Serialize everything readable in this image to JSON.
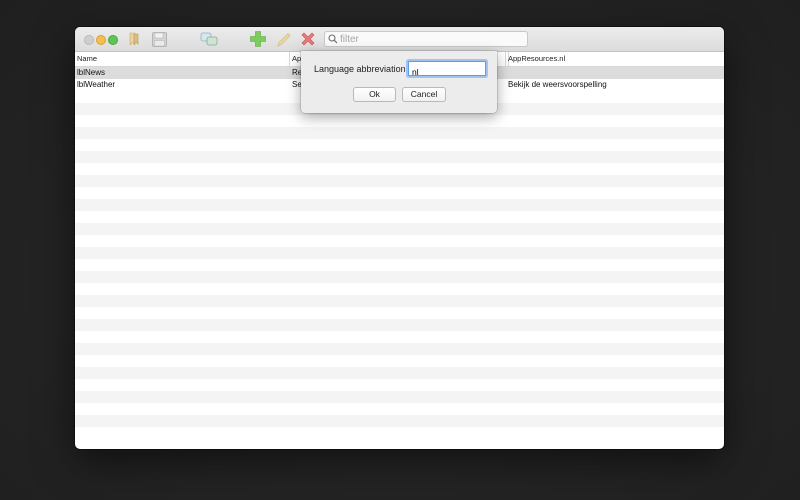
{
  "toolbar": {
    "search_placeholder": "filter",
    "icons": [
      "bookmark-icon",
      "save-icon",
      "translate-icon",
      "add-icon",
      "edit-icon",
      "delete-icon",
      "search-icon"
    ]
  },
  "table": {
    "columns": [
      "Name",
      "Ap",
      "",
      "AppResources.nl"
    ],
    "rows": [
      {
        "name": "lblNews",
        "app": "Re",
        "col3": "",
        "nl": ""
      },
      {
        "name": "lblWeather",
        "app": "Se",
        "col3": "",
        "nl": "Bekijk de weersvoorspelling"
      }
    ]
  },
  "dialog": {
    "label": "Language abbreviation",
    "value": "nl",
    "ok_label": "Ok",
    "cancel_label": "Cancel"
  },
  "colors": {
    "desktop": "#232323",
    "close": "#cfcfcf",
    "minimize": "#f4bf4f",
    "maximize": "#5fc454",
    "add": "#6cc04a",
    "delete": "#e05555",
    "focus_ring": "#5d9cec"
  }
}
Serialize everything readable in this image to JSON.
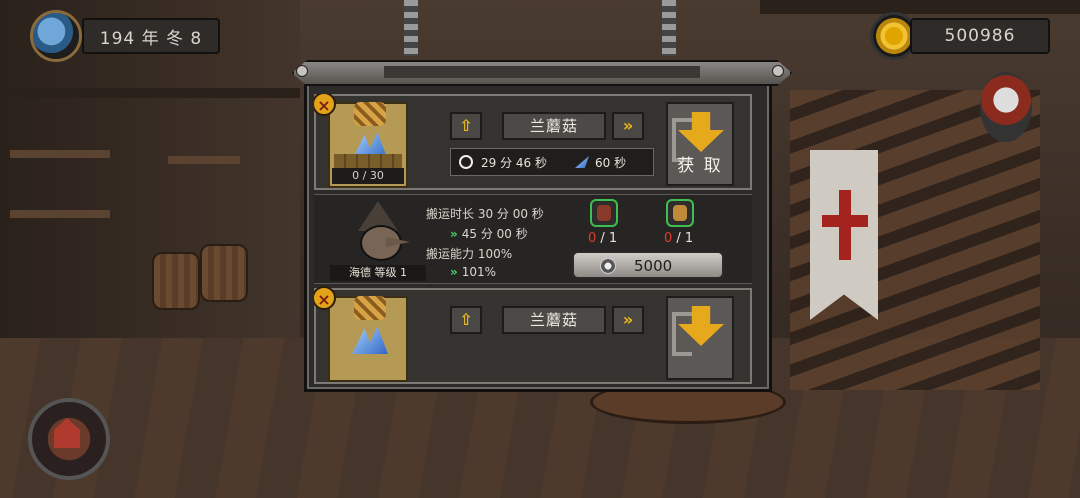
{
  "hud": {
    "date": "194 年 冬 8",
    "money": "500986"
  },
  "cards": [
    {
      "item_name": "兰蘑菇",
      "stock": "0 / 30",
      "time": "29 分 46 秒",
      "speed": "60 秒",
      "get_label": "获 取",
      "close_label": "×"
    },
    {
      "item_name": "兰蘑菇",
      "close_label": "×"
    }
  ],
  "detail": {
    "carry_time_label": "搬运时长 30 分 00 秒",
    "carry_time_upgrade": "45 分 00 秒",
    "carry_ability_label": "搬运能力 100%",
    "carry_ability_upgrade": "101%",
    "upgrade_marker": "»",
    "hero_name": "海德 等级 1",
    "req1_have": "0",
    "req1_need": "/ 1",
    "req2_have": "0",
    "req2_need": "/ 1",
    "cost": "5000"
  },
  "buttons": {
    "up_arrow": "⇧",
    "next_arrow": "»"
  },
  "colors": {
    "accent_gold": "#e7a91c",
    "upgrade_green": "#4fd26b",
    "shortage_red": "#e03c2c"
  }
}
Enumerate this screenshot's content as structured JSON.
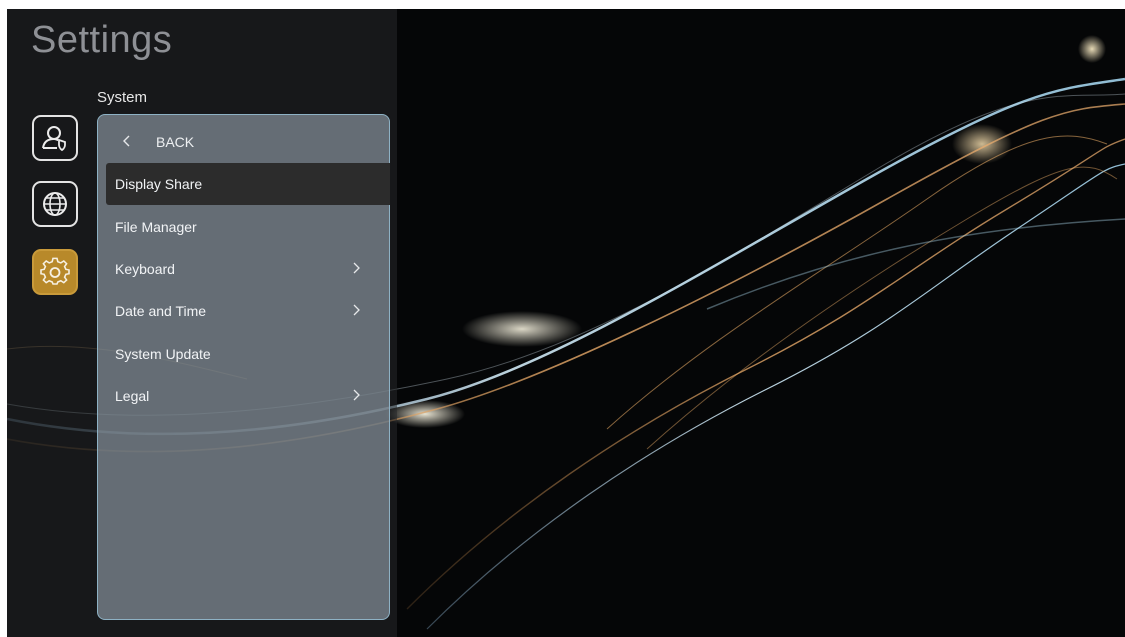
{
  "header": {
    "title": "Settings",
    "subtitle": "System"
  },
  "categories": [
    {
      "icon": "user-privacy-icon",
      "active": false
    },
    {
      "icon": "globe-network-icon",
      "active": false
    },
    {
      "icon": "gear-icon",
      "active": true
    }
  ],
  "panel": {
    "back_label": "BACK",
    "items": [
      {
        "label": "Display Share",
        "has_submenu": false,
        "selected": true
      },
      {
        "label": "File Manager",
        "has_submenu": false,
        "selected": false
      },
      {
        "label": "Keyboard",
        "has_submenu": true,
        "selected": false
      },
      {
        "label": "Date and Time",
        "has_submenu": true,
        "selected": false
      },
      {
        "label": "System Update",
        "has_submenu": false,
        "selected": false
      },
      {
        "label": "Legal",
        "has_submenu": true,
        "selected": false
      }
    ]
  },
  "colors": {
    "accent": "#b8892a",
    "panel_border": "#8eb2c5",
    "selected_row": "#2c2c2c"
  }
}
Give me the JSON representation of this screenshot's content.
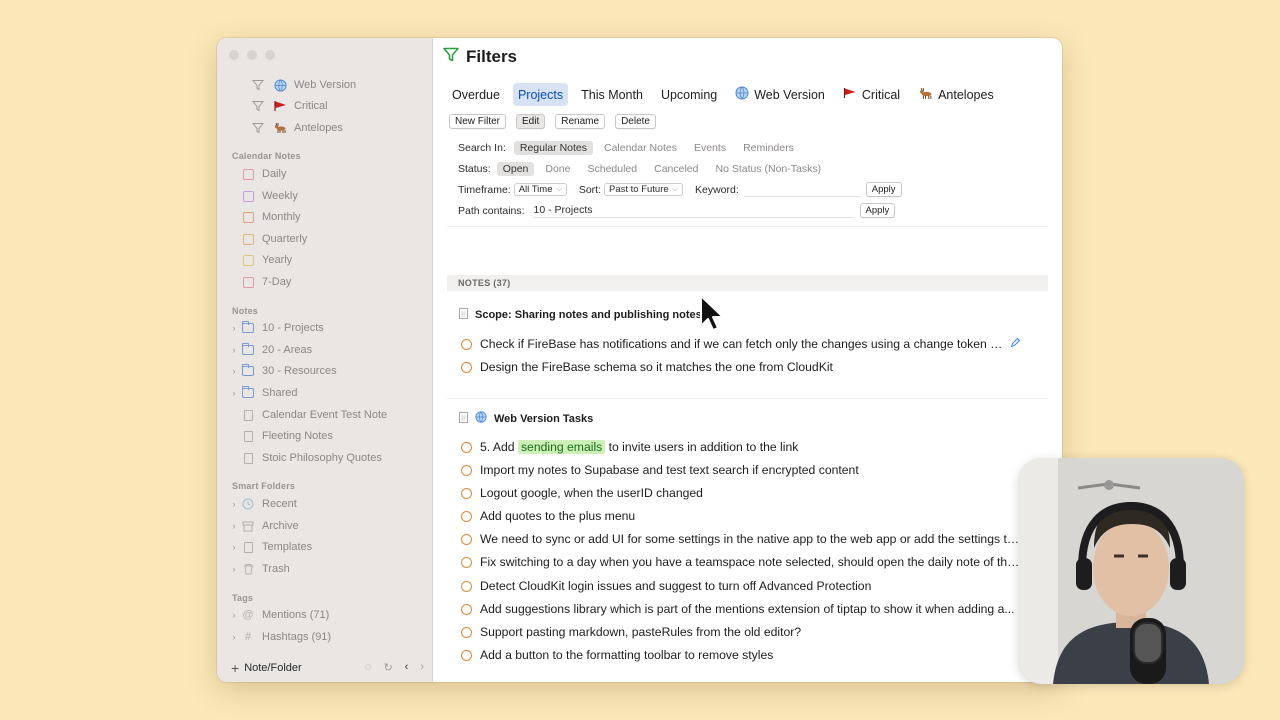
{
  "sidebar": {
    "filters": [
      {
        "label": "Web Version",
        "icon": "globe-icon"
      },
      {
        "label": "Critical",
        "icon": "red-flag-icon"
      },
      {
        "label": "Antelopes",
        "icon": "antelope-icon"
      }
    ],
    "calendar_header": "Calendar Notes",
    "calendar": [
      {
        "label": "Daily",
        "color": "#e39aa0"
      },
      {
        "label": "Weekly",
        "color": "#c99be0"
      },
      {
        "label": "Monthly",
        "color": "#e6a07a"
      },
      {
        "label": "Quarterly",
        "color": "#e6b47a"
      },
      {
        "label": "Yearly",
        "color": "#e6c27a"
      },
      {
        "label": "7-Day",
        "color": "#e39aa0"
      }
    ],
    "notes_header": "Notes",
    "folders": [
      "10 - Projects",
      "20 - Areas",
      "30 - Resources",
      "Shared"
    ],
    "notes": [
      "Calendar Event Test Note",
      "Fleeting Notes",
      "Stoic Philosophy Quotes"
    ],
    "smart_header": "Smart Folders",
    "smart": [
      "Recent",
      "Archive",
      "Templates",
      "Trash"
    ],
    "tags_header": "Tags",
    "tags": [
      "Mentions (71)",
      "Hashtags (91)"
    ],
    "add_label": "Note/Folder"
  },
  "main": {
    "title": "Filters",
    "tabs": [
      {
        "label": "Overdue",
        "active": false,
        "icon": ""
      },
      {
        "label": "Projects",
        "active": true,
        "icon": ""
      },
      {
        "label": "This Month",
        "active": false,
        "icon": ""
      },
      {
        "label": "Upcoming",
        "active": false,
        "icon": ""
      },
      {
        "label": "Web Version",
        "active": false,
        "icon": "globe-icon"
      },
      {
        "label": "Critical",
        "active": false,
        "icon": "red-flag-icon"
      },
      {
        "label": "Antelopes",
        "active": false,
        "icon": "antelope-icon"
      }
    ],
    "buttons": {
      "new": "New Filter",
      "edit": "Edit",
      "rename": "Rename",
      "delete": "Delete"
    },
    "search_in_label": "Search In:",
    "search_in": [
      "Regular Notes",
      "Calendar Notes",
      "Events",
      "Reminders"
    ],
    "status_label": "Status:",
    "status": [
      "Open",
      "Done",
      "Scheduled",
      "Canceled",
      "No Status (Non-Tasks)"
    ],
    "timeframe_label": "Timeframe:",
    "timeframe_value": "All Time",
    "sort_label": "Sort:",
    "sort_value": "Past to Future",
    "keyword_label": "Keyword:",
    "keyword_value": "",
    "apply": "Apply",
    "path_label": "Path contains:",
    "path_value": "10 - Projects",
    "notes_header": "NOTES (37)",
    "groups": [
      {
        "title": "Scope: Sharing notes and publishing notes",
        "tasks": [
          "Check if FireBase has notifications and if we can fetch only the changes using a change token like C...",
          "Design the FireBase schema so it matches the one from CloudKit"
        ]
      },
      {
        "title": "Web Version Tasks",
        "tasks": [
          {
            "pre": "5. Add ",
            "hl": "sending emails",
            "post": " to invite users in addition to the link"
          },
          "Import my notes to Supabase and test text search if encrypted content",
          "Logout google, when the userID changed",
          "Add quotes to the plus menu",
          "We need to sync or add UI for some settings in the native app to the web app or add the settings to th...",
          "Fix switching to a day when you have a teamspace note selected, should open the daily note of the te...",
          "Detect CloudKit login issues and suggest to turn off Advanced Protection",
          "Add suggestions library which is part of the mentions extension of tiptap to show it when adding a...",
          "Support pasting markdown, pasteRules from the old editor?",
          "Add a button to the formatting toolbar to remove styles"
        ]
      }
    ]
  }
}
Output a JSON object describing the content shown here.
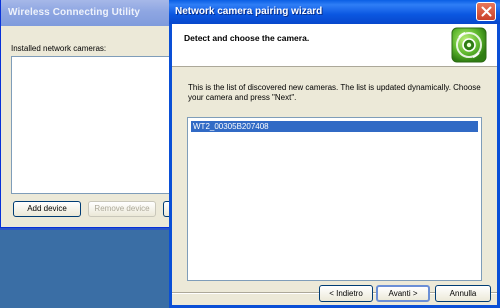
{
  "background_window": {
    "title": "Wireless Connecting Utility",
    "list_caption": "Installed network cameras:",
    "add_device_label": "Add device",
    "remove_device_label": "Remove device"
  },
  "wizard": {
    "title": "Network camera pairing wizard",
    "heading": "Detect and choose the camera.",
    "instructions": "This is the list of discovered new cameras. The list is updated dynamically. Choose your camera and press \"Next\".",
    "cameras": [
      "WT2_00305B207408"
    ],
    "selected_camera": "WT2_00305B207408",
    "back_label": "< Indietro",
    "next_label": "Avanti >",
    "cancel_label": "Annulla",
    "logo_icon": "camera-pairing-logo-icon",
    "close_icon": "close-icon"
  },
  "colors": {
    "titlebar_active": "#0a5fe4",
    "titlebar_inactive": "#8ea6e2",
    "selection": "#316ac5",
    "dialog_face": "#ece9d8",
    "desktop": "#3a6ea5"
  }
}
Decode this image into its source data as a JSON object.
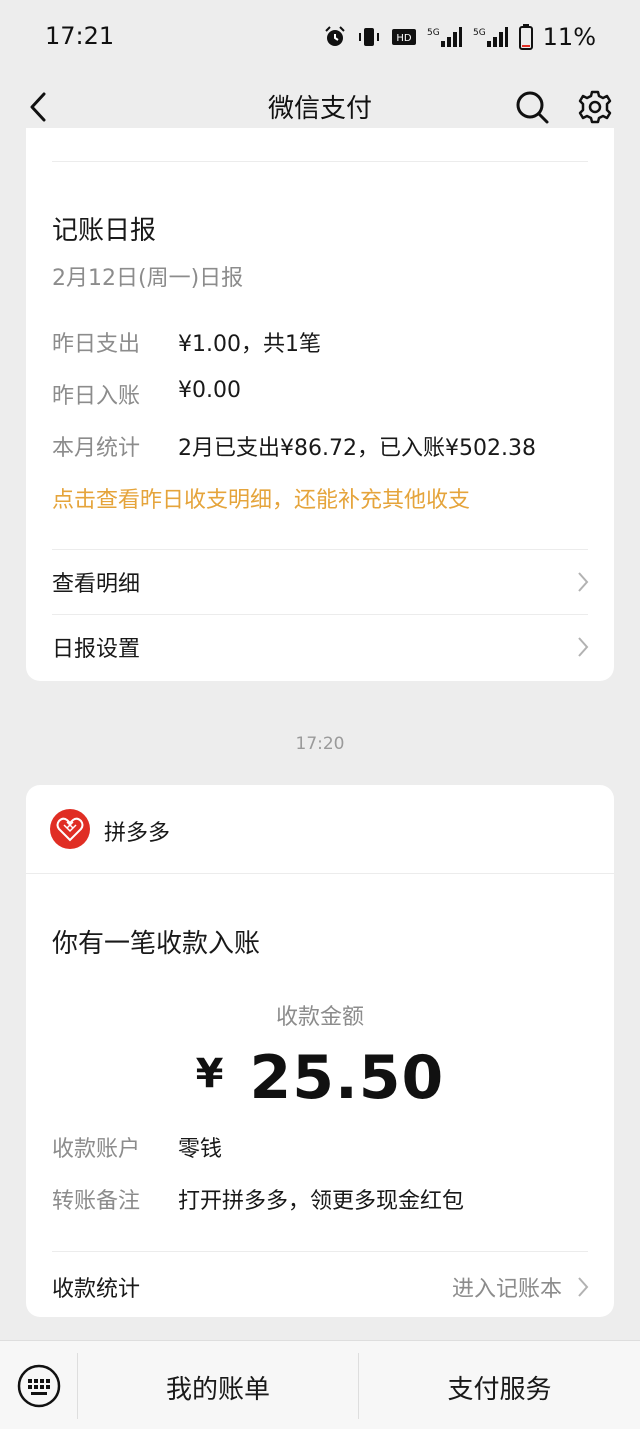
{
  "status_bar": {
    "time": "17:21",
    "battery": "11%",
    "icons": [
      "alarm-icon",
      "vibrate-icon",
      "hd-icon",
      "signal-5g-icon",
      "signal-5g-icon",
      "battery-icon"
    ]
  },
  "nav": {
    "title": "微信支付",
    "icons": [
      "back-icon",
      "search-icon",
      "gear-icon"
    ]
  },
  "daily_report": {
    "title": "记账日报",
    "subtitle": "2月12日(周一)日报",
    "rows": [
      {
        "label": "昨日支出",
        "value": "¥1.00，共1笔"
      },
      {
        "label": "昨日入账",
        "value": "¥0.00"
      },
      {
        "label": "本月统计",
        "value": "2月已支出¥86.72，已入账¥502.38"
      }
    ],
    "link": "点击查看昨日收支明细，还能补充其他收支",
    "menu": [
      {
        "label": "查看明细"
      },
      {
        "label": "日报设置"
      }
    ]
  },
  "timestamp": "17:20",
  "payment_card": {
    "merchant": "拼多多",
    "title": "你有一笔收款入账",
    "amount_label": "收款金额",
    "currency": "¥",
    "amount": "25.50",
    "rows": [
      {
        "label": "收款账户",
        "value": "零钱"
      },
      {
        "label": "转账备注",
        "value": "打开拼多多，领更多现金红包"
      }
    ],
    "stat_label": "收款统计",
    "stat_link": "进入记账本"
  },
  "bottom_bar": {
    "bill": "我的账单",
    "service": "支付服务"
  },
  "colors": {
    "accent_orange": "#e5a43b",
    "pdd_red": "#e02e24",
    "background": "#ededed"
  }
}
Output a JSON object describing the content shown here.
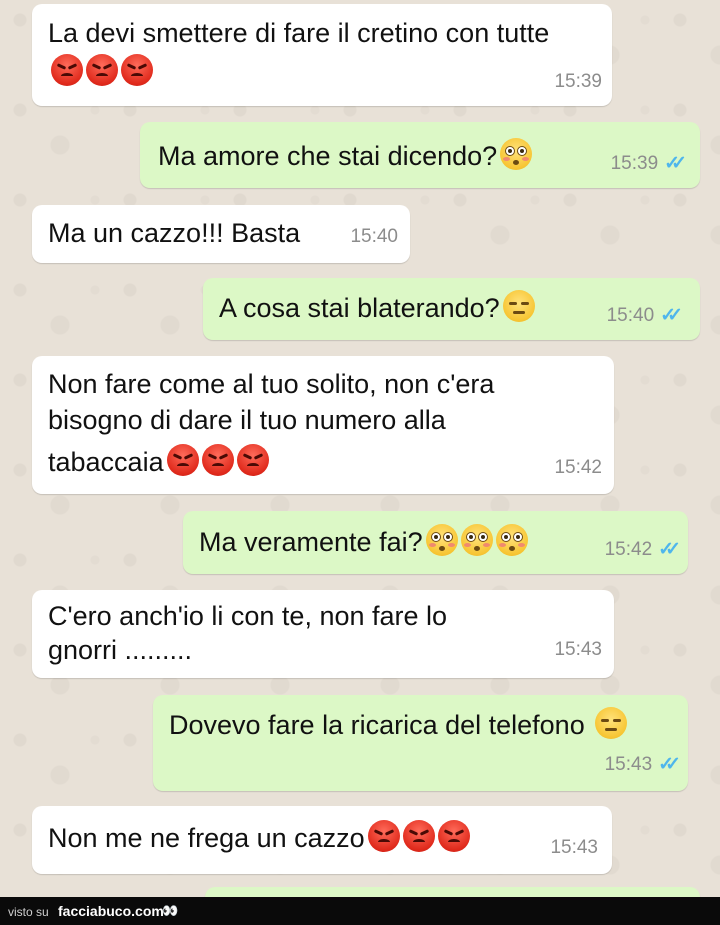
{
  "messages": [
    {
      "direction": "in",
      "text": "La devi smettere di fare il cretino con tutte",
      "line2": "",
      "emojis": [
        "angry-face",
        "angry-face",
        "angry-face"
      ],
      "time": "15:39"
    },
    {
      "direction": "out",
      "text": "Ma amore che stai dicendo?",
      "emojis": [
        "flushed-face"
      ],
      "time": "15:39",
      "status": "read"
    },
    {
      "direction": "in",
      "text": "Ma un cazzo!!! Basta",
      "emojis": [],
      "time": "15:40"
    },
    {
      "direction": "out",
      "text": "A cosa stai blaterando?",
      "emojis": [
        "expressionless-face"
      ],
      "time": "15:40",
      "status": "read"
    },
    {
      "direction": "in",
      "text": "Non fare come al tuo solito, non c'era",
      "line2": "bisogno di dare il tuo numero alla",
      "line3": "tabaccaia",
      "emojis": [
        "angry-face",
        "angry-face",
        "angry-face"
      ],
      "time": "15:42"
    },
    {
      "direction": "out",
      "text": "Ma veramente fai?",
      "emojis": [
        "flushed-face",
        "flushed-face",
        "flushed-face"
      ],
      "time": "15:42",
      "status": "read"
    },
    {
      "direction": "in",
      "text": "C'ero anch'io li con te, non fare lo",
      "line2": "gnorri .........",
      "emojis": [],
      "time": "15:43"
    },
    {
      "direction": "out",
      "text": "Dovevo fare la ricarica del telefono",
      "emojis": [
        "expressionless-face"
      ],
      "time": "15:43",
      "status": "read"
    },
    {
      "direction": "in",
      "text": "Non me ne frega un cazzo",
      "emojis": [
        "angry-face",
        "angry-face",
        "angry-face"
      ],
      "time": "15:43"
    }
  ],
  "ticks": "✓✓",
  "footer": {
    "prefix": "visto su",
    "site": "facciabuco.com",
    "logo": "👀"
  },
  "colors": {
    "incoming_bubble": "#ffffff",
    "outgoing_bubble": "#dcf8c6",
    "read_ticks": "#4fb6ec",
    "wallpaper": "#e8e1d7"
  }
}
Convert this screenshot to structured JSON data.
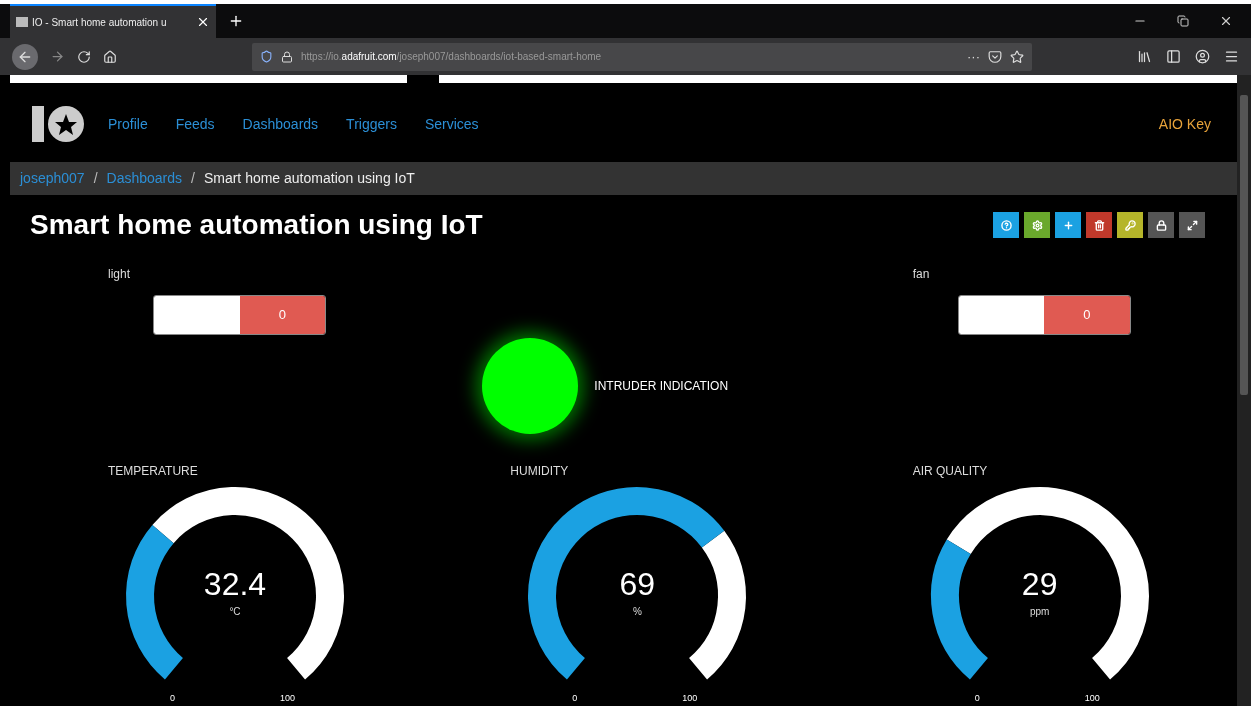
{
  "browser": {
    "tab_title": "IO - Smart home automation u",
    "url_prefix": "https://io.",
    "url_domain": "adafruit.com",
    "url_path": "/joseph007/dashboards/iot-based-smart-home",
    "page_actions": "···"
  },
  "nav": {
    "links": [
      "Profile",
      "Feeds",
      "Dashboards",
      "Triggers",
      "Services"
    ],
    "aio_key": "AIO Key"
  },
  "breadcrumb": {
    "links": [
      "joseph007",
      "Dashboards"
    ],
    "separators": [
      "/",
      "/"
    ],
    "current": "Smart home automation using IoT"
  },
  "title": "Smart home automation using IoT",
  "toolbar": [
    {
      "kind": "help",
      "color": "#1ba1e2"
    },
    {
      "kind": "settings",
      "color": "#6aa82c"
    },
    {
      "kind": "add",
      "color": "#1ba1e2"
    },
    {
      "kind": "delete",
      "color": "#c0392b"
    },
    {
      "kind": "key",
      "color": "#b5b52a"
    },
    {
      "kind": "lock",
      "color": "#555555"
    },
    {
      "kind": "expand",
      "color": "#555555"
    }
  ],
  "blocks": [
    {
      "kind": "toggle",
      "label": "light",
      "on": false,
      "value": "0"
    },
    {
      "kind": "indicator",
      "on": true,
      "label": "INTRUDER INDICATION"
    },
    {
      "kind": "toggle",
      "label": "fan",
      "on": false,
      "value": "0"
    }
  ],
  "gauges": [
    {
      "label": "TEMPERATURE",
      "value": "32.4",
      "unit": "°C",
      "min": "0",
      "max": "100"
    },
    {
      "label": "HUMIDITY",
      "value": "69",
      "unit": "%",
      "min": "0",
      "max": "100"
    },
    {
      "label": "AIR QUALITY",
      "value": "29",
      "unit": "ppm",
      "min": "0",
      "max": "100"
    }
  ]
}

◇ ◇ ◇

### SET TASK
Tally up how many lines in the preceding listing contain the word "pairing". Give nothing but the number.

### RESULT OF THE EXERCISE
2